▶ Task to carry out
Collect from the data below each line with "Income".

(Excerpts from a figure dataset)
══════
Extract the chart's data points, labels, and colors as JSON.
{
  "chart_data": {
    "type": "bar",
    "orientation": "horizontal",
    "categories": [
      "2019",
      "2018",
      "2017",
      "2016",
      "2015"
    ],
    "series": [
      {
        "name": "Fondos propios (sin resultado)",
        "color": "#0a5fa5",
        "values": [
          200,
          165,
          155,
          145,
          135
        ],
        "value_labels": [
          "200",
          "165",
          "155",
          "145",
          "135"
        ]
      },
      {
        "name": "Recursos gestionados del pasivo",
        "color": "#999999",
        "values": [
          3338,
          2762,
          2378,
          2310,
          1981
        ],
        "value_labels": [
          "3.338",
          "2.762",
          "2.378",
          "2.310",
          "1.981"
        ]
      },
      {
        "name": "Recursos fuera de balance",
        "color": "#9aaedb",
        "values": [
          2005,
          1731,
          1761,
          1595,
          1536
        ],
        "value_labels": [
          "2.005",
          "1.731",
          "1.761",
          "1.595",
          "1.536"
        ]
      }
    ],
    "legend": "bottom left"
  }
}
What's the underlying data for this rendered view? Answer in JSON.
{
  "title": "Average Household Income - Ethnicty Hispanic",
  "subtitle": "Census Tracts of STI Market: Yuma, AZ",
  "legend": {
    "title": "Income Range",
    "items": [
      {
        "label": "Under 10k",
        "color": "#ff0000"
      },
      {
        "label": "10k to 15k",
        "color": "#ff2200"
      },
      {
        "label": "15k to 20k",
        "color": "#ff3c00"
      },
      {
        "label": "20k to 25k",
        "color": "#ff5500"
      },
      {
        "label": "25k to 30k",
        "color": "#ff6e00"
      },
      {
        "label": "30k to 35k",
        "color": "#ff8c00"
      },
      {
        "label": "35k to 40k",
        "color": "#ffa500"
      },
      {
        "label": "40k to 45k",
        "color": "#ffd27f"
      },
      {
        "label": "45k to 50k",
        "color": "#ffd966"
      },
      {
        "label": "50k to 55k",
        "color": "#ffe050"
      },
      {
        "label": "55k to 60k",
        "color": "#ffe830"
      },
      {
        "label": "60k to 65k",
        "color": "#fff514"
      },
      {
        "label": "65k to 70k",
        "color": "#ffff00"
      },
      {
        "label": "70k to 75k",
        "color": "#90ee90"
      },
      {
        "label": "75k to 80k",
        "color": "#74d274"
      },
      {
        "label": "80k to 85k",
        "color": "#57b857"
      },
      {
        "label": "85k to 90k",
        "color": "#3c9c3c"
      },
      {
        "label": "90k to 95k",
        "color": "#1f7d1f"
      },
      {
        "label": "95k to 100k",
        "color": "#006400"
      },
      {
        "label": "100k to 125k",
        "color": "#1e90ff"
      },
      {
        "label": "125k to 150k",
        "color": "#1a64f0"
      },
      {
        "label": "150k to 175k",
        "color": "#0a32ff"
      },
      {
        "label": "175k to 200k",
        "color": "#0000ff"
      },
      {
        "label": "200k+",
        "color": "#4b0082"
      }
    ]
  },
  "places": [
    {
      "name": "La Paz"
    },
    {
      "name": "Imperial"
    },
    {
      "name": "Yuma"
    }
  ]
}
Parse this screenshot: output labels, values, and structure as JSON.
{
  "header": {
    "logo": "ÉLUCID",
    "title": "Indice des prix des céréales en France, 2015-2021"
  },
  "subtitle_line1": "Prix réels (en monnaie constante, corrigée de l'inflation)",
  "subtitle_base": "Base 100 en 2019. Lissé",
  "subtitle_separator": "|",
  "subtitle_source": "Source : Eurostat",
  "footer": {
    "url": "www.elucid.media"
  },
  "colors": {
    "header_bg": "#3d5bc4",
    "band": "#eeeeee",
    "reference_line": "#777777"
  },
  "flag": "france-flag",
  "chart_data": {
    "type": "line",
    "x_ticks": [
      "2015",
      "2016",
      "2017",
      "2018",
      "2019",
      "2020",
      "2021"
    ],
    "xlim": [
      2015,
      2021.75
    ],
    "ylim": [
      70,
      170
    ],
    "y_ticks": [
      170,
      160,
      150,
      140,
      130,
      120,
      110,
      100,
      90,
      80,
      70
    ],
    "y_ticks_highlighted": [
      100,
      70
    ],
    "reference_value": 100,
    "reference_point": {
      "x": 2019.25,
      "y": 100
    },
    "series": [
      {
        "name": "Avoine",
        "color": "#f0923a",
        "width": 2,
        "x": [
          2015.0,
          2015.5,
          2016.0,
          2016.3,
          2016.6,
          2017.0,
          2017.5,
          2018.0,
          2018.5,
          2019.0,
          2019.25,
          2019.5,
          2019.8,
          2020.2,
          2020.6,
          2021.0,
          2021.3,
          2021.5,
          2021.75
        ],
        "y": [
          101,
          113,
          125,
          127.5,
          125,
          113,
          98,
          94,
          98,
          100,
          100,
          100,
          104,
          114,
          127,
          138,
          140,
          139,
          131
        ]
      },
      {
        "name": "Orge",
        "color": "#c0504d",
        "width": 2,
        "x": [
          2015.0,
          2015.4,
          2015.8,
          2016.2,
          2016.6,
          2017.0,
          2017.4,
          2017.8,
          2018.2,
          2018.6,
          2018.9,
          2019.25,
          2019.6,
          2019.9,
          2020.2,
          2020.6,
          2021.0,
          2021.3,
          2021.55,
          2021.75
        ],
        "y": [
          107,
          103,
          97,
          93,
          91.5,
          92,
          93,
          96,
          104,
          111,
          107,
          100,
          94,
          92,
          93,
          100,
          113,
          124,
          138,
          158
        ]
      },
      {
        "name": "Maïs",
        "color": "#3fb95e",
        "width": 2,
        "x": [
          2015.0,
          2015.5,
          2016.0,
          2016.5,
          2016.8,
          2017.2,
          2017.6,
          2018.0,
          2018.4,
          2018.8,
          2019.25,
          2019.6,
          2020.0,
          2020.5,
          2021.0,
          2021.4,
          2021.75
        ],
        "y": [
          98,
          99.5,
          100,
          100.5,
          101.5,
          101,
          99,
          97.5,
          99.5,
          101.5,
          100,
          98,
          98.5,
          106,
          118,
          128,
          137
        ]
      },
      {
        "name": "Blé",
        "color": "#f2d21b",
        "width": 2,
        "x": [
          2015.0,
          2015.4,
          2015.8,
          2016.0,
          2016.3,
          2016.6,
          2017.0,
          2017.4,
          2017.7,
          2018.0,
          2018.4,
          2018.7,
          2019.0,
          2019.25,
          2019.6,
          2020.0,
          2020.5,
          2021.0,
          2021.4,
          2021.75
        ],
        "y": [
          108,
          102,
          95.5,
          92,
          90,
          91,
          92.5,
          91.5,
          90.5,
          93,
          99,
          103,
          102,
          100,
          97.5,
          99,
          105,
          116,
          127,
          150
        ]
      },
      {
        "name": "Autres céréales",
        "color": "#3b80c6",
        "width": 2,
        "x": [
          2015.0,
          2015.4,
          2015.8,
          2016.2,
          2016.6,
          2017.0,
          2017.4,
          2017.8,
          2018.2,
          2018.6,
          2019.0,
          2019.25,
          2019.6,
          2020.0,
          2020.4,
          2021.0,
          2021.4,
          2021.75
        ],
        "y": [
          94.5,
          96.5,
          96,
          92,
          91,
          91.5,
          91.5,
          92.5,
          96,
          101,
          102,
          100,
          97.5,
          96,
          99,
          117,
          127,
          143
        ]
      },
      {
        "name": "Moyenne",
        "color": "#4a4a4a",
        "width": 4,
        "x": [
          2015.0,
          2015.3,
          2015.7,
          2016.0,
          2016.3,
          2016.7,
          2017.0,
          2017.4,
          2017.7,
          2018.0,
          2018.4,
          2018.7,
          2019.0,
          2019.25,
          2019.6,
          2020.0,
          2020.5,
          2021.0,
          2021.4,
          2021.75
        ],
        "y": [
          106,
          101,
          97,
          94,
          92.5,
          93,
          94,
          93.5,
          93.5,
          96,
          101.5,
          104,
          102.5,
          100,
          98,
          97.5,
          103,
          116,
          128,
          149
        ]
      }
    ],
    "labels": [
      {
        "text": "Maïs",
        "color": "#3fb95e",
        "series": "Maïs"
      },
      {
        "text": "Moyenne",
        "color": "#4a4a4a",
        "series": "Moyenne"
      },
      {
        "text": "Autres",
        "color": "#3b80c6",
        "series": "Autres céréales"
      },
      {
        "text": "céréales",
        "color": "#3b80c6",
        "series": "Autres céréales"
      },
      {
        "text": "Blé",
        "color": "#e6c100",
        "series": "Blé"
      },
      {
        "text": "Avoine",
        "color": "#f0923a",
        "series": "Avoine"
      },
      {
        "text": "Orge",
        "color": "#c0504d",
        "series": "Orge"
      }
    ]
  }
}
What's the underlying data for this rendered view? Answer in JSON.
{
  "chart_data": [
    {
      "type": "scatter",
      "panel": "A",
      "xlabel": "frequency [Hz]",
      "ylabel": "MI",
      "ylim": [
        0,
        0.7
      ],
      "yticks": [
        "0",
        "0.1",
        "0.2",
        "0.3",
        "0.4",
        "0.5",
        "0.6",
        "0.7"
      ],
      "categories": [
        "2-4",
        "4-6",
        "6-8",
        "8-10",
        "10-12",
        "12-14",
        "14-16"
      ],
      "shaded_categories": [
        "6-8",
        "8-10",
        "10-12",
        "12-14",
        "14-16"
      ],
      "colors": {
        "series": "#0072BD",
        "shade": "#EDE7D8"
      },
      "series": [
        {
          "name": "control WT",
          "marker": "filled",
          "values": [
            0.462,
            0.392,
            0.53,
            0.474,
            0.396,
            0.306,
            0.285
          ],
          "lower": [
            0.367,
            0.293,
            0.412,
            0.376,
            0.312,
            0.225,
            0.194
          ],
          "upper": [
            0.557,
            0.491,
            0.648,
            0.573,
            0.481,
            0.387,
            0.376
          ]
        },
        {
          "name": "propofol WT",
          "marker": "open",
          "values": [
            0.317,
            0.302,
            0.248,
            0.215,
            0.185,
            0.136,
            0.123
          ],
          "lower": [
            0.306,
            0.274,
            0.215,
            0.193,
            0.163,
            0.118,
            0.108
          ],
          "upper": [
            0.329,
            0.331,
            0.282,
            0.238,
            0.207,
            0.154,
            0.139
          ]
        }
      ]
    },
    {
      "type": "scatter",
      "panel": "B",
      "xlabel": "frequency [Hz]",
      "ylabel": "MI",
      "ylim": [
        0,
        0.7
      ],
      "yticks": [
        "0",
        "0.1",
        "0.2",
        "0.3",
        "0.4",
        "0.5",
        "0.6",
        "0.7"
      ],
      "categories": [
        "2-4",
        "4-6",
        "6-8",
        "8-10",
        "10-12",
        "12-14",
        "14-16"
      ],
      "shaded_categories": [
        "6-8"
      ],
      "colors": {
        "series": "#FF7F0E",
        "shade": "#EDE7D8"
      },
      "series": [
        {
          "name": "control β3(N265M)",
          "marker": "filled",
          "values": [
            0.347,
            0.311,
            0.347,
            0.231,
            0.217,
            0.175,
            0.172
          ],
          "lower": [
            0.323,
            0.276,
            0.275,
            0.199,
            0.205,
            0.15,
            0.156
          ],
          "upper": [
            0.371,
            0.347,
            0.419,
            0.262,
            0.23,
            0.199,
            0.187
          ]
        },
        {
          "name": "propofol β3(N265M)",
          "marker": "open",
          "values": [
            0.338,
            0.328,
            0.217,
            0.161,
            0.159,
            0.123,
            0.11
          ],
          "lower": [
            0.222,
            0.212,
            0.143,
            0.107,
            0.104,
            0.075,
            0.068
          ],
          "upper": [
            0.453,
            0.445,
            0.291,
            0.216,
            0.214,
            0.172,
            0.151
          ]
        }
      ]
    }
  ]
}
══════
▶ In response
  "title": "Average Household Income - Ethnicty Hispanic",
    "title": "Income Range",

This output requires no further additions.